• [Exercise task] Copy out each line of the material in which the word "delle" appears.

• [Supplied material]
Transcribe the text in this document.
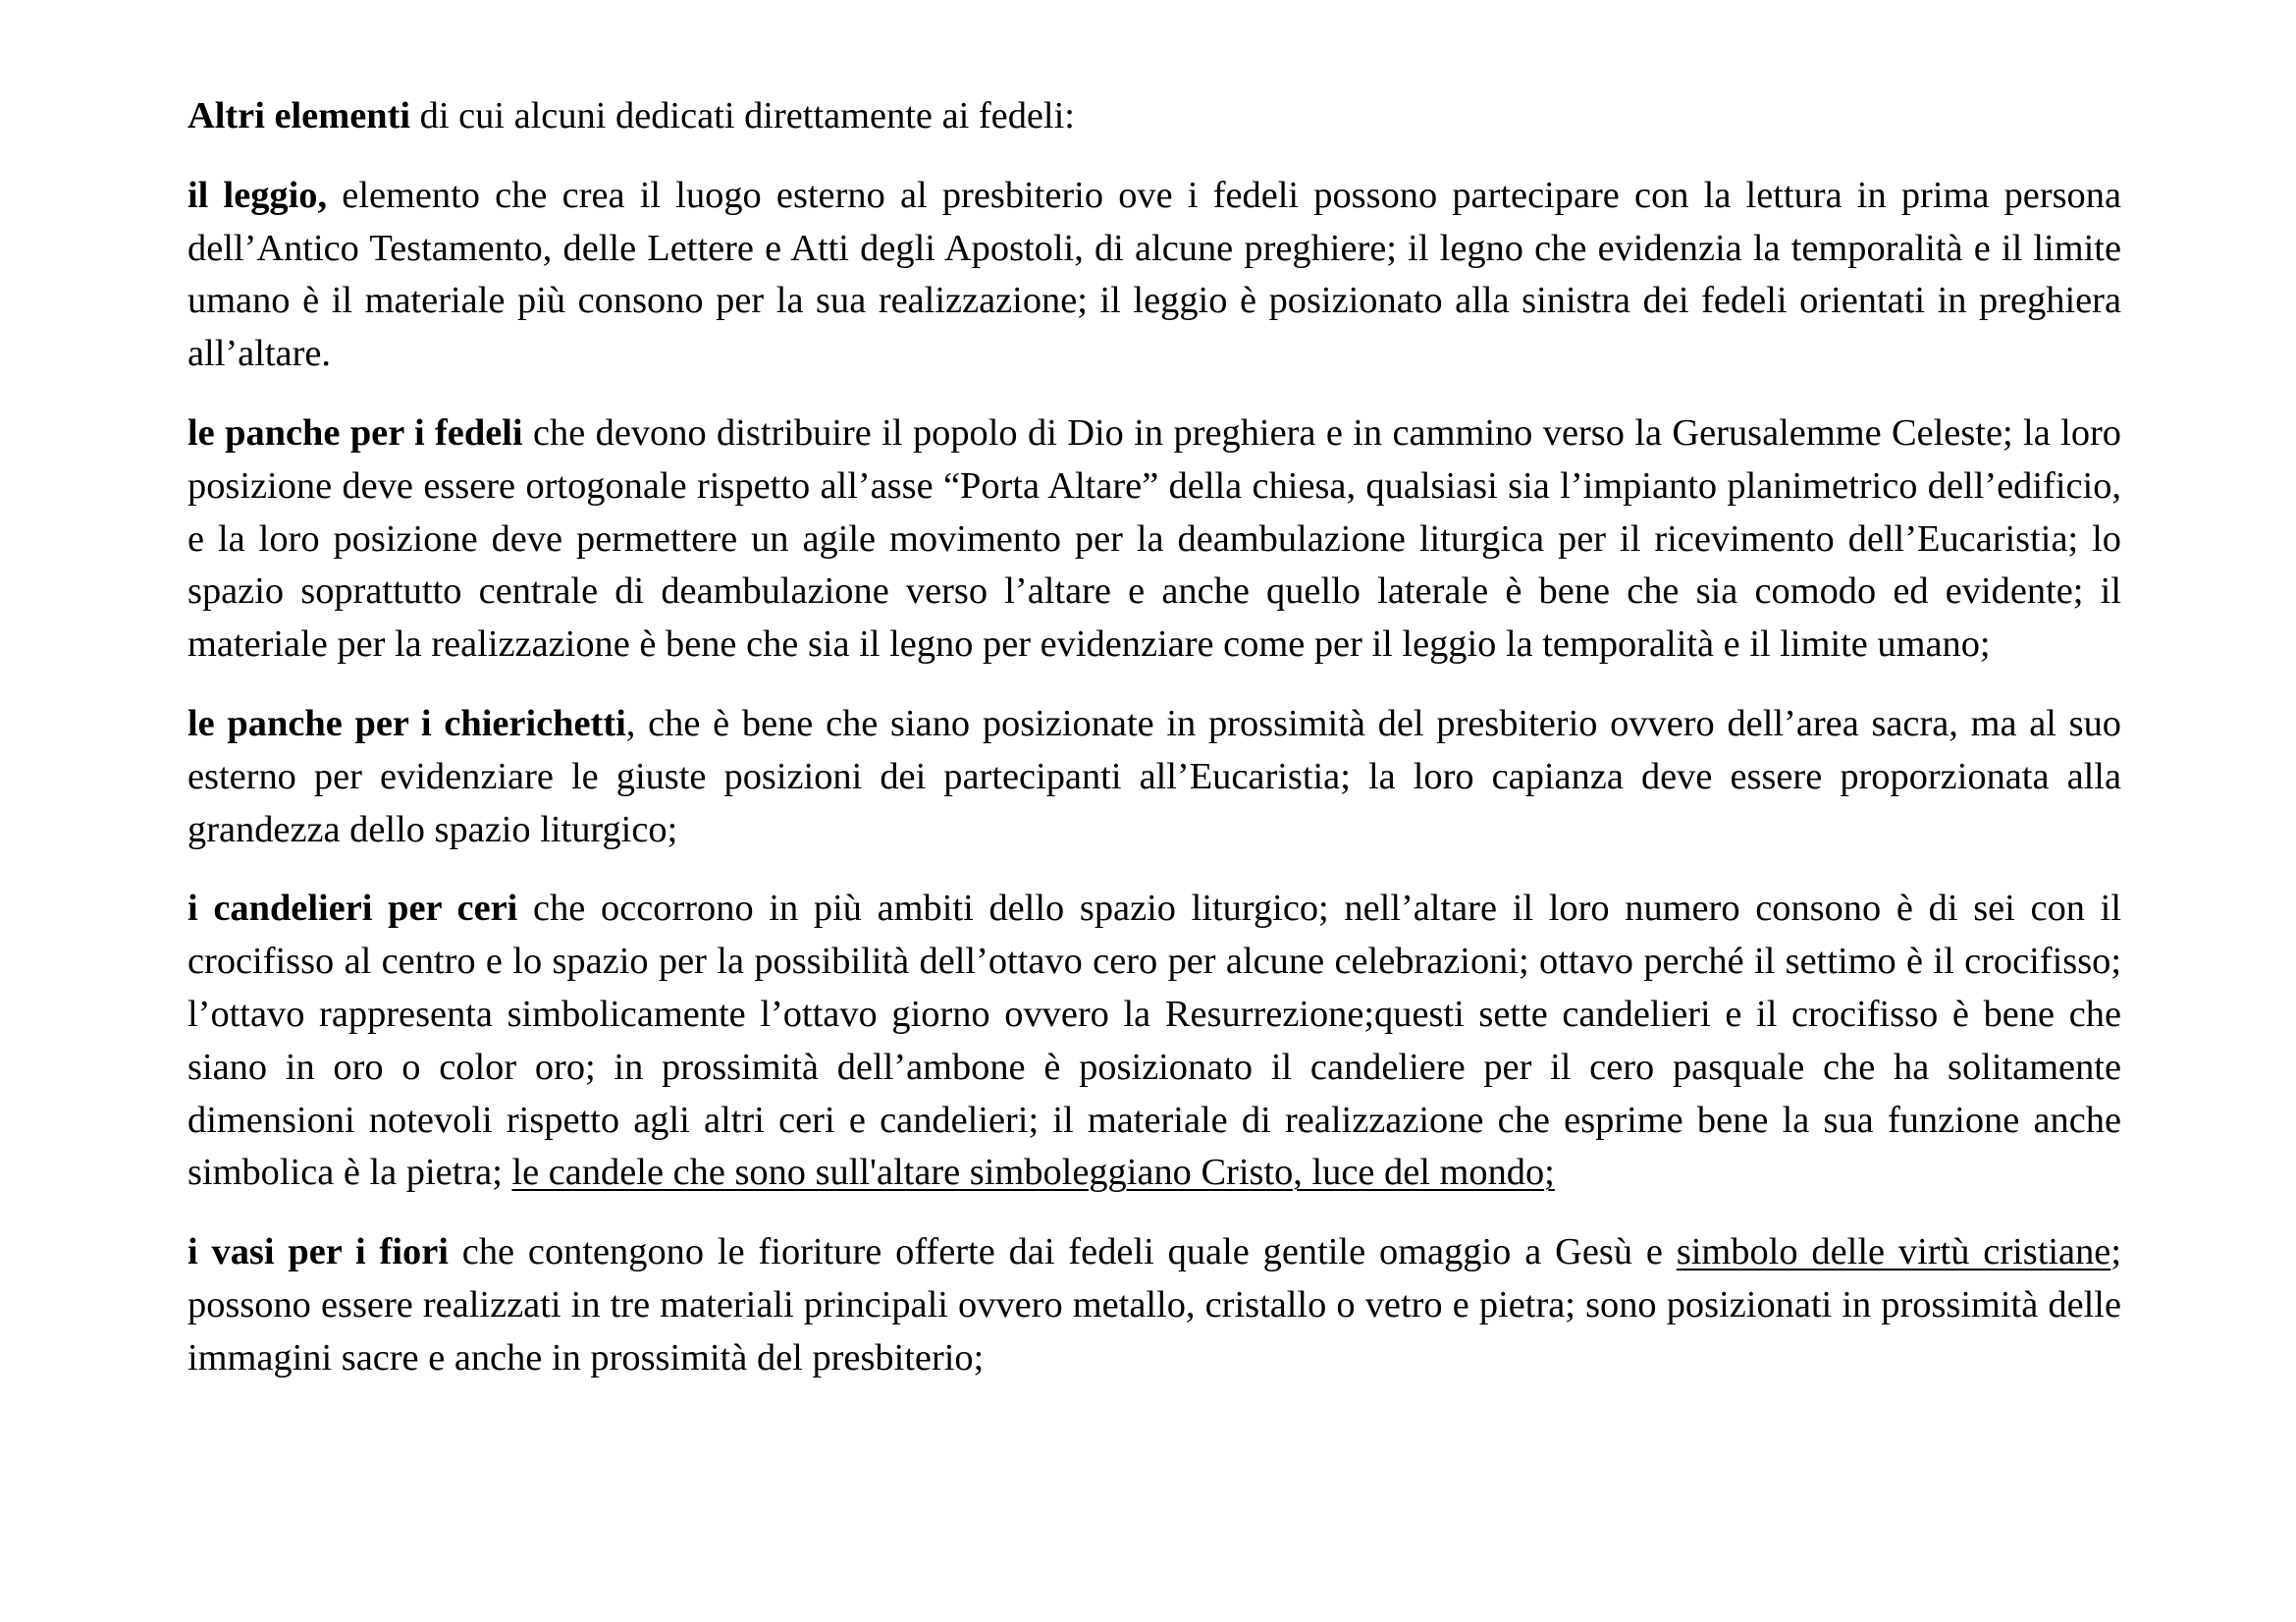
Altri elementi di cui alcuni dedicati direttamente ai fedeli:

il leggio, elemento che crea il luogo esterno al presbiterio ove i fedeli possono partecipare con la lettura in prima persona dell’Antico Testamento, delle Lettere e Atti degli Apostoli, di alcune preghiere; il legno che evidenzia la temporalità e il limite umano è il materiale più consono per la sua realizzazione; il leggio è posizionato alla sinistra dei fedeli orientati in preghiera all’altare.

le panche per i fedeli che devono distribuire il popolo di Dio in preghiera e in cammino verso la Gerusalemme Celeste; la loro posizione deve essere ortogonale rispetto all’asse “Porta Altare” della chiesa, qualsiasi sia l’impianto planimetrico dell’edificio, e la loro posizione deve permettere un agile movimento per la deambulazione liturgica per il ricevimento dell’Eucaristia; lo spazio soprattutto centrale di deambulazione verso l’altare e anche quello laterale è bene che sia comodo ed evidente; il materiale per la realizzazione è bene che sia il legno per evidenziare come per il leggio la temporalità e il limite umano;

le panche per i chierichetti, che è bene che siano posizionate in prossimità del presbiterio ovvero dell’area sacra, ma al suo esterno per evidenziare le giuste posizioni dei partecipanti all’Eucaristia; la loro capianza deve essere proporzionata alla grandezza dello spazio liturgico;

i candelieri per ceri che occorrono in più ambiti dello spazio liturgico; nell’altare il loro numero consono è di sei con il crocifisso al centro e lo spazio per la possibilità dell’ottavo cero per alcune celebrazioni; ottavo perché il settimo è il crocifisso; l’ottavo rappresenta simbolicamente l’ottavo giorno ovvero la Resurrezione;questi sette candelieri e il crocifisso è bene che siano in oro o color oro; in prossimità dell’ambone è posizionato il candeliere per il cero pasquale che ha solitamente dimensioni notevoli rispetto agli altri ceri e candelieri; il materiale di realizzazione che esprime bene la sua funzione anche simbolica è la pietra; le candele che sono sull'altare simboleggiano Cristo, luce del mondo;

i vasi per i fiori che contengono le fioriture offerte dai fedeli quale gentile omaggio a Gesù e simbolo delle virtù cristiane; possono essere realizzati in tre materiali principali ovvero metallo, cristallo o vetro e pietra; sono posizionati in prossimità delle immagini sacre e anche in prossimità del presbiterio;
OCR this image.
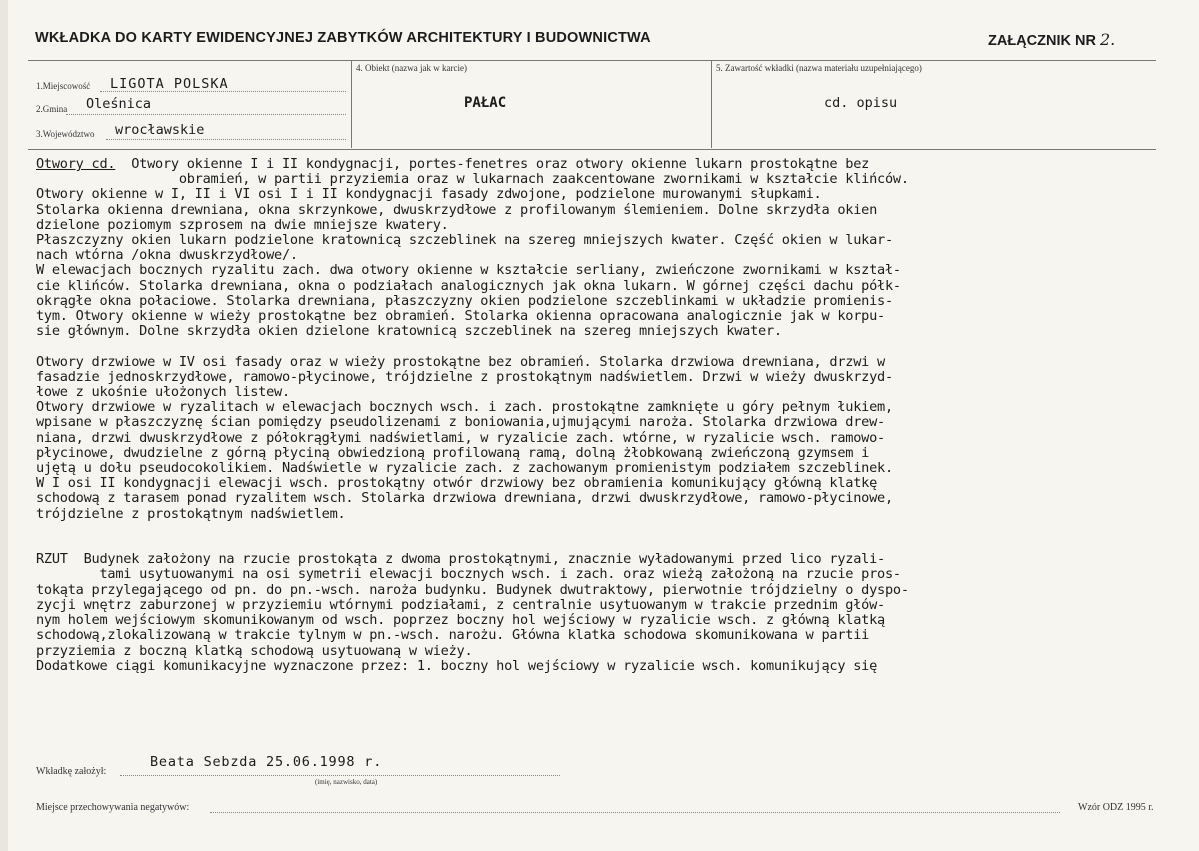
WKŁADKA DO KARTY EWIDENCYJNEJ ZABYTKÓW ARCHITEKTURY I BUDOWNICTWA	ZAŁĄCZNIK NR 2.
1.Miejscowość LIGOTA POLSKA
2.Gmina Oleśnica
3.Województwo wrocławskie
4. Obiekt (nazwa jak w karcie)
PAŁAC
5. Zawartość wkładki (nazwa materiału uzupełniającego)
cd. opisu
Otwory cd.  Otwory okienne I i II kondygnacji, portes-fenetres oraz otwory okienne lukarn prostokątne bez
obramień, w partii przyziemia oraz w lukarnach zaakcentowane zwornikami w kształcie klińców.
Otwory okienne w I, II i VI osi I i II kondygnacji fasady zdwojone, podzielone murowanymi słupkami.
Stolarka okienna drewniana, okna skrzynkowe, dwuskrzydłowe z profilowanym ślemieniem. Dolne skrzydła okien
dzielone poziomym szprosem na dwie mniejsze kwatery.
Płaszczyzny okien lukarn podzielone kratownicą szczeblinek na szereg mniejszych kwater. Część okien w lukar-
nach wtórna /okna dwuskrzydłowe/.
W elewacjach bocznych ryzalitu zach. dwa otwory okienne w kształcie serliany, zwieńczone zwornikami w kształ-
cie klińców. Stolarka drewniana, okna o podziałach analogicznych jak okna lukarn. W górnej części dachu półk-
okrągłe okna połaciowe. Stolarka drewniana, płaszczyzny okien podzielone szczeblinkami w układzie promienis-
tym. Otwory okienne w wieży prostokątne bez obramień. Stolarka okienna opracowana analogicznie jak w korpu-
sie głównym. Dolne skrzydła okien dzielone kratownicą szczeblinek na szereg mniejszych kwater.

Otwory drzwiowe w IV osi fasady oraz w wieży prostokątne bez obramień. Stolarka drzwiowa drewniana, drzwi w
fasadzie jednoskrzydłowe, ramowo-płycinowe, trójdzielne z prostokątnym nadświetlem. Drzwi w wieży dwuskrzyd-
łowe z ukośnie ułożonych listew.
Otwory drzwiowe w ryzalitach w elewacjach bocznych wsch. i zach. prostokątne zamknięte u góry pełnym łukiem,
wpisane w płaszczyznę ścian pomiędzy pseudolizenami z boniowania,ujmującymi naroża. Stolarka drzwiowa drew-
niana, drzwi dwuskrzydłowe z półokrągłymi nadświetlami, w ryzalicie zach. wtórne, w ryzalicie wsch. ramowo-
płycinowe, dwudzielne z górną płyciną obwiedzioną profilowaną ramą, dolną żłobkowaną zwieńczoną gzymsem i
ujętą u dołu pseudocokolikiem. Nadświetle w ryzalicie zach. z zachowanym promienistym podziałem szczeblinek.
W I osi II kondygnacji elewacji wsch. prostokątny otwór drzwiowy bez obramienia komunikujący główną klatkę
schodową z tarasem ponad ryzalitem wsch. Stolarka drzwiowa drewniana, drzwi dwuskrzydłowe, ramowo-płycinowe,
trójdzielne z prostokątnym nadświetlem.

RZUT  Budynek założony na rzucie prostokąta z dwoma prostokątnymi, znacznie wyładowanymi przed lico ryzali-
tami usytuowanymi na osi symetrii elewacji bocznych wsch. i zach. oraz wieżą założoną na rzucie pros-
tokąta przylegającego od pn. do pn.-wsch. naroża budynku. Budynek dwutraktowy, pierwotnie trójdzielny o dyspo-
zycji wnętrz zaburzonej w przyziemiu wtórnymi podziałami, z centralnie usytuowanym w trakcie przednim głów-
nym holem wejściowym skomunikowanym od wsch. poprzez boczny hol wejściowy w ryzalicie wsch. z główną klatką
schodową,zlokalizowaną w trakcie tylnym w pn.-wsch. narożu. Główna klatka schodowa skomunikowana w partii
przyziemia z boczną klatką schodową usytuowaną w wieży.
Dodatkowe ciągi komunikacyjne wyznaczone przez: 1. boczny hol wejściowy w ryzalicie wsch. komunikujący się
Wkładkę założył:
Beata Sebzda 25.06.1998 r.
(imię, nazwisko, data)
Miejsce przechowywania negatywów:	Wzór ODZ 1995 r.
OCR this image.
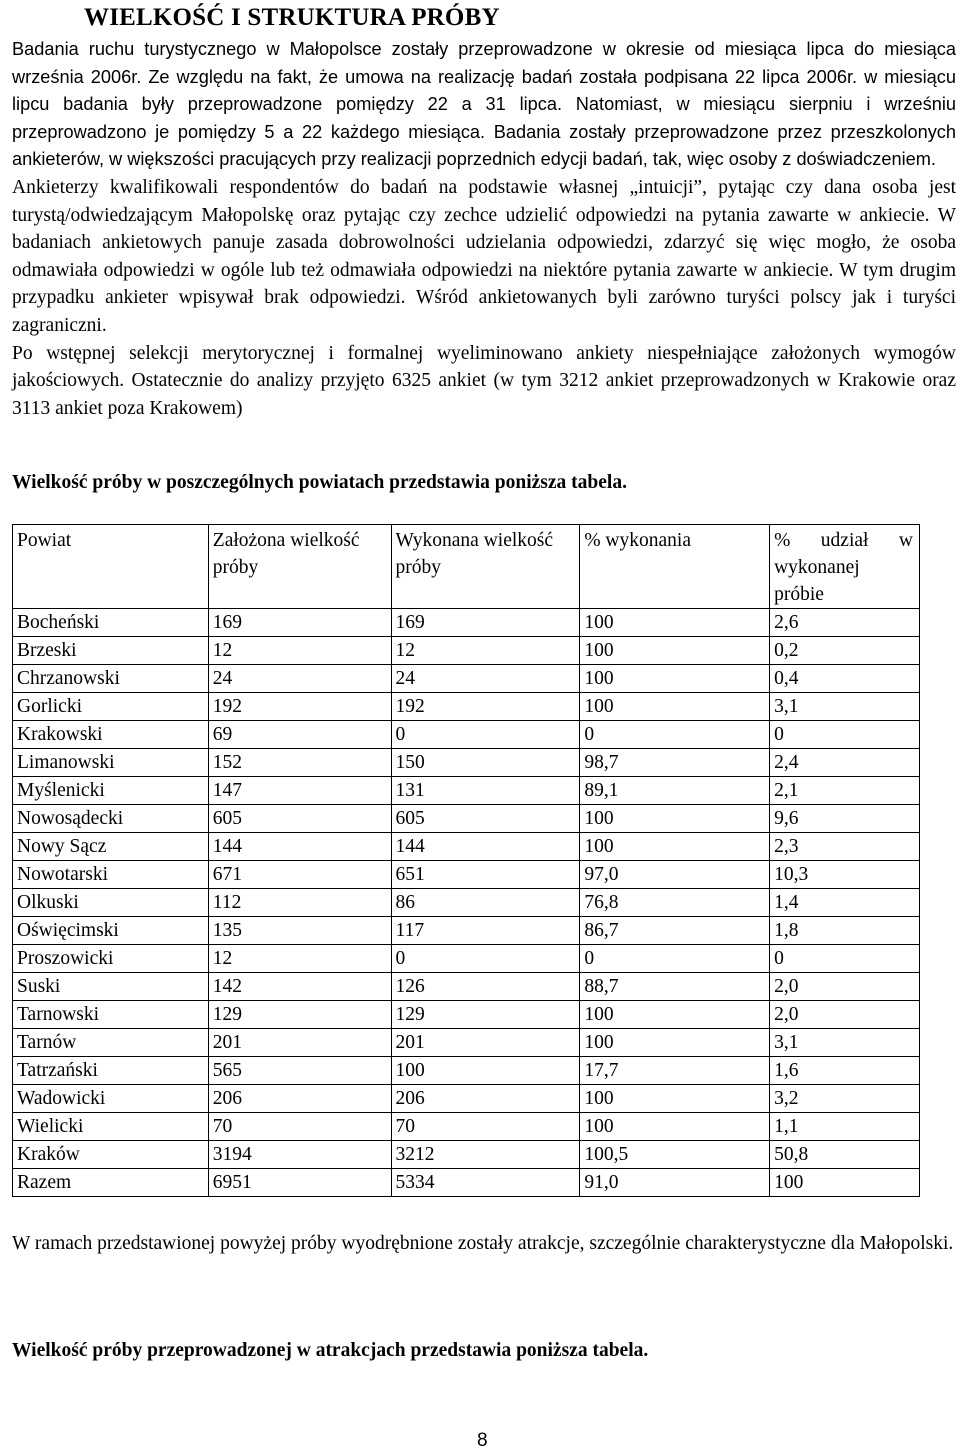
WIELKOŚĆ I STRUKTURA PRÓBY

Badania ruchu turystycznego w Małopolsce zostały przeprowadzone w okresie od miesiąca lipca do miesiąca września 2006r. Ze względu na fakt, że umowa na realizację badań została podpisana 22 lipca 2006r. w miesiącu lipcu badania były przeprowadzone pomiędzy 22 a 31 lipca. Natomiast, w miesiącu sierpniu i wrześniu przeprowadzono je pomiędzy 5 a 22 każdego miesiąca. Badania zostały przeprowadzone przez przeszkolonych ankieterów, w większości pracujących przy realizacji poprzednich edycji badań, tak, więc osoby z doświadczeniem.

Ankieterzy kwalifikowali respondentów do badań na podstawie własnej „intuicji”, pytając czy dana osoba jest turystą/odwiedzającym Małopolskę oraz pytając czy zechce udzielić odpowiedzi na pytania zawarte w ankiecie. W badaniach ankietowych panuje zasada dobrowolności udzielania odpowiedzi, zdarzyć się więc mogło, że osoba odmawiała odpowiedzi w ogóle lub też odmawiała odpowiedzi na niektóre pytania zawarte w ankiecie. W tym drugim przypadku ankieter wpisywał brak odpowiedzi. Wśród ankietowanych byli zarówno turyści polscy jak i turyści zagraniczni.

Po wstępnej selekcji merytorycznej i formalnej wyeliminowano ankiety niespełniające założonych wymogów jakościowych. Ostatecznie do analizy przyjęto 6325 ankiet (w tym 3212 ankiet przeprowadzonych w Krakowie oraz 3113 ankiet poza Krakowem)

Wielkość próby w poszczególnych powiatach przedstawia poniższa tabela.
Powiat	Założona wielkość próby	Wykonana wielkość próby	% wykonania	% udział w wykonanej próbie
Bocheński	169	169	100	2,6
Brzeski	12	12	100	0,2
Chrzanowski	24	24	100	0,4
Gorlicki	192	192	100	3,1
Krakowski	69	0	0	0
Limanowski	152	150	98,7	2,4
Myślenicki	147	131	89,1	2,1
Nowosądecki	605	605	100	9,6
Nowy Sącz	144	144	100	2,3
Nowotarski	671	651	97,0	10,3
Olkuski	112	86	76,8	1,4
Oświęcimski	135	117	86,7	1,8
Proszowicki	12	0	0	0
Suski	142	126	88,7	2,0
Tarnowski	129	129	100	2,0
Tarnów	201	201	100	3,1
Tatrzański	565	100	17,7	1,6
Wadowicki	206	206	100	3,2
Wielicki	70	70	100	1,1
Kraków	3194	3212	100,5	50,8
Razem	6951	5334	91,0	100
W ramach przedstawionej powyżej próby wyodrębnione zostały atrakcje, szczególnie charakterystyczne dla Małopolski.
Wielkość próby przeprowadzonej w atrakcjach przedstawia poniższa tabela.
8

• [Answer to the problem]
il leggio, elemento che crea il luogo esterno al presbiterio ove i fedeli possono partecipare con la lettura in prima persona dell’Antico Testamento, delle Lettere e Atti degli Apostoli, di alcune preghiere; il legno che evidenzia la temporalità e il limite umano è il materiale più consono per la sua realizzazione; il leggio è posizionato alla sinistra dei fedeli orientati in preghiera all’altare.
i vasi per i fiori che contengono le fioriture offerte dai fedeli quale gentile omaggio a Gesù e simbolo delle virtù cristiane; possono essere realizzati in tre materiali principali ovvero metallo, cristallo o vetro e pietra; sono posizionati in prossimità delle immagini sacre e anche in prossimità del presbiterio;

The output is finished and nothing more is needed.